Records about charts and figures
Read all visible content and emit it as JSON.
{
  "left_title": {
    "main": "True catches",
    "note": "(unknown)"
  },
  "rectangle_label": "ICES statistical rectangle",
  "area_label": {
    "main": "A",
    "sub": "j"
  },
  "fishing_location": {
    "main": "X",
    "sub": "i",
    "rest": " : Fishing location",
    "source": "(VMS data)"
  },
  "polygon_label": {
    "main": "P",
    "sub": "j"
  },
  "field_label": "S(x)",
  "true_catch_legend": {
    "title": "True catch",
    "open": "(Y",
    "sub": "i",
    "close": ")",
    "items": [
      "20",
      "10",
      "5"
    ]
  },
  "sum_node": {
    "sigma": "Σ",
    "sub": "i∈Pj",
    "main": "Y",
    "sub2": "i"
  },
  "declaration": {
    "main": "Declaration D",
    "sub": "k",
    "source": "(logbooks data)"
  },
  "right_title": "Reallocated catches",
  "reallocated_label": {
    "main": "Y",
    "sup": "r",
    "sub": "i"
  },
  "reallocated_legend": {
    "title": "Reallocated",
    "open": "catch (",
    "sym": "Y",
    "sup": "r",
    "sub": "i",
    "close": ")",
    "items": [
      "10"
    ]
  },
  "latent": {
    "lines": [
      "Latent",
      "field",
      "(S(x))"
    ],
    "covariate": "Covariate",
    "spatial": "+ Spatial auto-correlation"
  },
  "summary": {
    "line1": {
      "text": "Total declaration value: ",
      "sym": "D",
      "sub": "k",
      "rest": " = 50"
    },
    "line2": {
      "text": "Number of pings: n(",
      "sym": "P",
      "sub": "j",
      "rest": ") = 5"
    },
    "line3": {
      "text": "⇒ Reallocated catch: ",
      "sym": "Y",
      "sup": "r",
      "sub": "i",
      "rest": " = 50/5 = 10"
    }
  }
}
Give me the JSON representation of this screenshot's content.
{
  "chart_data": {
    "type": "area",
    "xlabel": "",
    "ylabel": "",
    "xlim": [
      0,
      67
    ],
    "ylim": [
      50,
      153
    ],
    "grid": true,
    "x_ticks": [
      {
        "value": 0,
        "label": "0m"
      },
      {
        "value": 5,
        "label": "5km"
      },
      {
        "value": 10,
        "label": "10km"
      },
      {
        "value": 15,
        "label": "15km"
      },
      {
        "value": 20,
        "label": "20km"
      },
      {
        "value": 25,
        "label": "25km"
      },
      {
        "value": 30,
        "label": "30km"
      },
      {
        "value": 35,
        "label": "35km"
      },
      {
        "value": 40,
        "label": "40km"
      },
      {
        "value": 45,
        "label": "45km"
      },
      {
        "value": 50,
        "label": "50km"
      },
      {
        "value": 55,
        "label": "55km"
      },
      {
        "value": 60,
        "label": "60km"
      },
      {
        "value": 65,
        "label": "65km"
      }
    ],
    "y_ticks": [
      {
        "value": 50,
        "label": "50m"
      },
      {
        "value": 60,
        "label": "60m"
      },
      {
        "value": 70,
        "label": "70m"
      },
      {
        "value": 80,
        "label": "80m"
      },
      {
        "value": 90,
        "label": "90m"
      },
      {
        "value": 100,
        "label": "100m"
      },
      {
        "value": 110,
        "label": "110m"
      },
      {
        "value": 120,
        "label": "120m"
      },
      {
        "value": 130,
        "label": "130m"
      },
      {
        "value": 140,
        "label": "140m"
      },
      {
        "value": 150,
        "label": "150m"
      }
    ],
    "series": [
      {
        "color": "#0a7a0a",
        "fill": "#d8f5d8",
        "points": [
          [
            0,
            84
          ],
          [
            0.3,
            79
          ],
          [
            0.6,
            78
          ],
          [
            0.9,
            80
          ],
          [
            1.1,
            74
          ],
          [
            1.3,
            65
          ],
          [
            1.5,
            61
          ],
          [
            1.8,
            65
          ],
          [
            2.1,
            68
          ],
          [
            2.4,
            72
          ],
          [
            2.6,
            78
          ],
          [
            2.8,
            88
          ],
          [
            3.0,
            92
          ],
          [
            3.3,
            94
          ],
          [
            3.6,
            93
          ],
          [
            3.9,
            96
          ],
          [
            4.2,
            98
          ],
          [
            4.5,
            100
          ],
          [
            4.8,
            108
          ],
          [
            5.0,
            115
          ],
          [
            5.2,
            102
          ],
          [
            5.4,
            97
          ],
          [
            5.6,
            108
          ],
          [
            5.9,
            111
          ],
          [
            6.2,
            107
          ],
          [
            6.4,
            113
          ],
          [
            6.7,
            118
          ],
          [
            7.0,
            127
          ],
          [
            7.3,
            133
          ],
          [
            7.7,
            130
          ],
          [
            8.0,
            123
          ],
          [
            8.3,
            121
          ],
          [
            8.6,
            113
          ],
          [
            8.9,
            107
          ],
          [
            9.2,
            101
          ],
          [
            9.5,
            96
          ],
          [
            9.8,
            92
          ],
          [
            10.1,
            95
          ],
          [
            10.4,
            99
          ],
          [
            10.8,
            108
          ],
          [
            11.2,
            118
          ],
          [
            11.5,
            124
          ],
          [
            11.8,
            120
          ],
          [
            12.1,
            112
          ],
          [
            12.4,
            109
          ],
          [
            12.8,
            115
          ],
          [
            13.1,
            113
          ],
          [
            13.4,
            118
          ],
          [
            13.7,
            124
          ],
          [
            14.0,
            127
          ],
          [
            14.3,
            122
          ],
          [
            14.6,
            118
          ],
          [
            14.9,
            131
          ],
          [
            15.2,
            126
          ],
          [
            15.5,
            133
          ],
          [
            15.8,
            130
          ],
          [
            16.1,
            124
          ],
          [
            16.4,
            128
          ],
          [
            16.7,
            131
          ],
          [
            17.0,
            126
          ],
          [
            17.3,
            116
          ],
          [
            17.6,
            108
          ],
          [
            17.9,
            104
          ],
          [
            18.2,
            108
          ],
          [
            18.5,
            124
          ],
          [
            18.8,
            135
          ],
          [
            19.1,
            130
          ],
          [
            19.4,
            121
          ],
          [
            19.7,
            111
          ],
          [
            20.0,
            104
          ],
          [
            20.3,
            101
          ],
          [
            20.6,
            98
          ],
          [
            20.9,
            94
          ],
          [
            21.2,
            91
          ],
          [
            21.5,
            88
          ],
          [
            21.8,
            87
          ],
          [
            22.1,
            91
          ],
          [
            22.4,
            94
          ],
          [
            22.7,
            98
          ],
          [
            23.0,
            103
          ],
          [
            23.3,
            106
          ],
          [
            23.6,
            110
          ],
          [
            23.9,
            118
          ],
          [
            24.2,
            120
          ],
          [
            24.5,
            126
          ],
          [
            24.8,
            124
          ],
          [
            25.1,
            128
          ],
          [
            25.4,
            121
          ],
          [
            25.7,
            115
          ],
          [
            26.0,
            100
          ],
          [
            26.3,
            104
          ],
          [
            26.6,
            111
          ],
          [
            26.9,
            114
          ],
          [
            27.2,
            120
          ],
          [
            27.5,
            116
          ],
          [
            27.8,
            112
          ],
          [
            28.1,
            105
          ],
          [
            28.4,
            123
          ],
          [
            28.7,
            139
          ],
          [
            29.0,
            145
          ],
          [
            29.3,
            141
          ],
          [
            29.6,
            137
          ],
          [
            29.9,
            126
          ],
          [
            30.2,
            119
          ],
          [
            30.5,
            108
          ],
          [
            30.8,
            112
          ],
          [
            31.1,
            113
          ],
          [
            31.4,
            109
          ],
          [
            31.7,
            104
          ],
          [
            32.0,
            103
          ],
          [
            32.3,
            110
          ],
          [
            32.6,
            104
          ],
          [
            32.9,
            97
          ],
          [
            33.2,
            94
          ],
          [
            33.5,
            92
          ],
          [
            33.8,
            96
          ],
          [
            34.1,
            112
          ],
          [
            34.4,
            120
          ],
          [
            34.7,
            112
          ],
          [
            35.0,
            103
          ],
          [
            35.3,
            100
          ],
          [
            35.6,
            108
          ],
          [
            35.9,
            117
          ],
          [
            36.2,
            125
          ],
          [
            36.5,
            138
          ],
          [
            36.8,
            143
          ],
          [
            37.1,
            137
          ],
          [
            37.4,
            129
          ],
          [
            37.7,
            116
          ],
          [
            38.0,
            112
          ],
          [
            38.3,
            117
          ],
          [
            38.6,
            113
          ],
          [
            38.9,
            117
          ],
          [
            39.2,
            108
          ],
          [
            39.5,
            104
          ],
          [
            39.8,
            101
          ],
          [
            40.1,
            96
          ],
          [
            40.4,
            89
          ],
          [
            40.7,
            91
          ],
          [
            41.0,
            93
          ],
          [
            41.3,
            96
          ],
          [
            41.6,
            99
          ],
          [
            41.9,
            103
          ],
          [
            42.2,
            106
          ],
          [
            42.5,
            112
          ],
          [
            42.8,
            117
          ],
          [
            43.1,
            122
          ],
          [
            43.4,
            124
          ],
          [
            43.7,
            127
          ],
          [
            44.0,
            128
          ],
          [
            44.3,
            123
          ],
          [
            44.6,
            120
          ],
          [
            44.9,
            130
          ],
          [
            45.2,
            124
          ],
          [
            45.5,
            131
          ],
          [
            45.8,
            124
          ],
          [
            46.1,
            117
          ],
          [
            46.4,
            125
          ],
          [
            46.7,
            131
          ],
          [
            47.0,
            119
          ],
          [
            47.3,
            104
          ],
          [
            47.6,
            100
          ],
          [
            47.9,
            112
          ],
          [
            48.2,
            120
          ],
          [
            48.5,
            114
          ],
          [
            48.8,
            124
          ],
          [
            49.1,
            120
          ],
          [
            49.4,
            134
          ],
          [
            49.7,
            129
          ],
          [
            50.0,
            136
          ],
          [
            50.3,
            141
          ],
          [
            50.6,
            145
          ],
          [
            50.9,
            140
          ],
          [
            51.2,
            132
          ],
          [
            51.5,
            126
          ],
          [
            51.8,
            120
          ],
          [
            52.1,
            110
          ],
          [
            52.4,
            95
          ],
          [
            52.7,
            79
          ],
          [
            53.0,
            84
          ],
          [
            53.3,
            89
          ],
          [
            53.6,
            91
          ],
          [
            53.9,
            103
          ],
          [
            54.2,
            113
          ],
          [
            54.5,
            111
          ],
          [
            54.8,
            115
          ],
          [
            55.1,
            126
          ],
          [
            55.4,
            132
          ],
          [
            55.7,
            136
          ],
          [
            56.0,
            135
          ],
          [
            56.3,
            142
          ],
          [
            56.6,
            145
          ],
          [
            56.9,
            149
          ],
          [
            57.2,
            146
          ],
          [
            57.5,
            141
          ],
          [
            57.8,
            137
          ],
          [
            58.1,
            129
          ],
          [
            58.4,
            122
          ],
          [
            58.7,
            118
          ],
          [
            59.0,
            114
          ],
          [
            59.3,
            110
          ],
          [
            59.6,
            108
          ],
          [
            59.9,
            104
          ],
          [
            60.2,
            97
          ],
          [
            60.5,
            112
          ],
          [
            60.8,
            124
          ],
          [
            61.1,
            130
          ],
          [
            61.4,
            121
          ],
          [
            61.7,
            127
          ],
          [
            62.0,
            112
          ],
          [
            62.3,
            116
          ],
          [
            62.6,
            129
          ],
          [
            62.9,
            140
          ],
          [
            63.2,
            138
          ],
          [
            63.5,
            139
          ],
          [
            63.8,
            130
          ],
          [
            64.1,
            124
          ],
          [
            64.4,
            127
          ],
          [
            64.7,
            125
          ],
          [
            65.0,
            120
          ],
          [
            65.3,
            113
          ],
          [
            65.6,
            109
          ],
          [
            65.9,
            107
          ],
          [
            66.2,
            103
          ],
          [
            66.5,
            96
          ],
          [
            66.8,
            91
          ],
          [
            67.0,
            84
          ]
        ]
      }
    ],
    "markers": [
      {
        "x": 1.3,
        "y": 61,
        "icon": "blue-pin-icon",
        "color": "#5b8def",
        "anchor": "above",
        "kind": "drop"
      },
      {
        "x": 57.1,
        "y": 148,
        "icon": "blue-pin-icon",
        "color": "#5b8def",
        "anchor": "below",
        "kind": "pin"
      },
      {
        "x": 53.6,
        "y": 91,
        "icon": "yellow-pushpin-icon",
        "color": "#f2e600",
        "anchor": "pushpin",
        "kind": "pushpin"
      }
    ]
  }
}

STATED GOAL
All lines above with "text" in them should be returned.

RESULT BELOW
      "text": "Total declaration value: ",
      "text": "Number of pings: n(",
      "text": "⇒ Reallocated catch: ",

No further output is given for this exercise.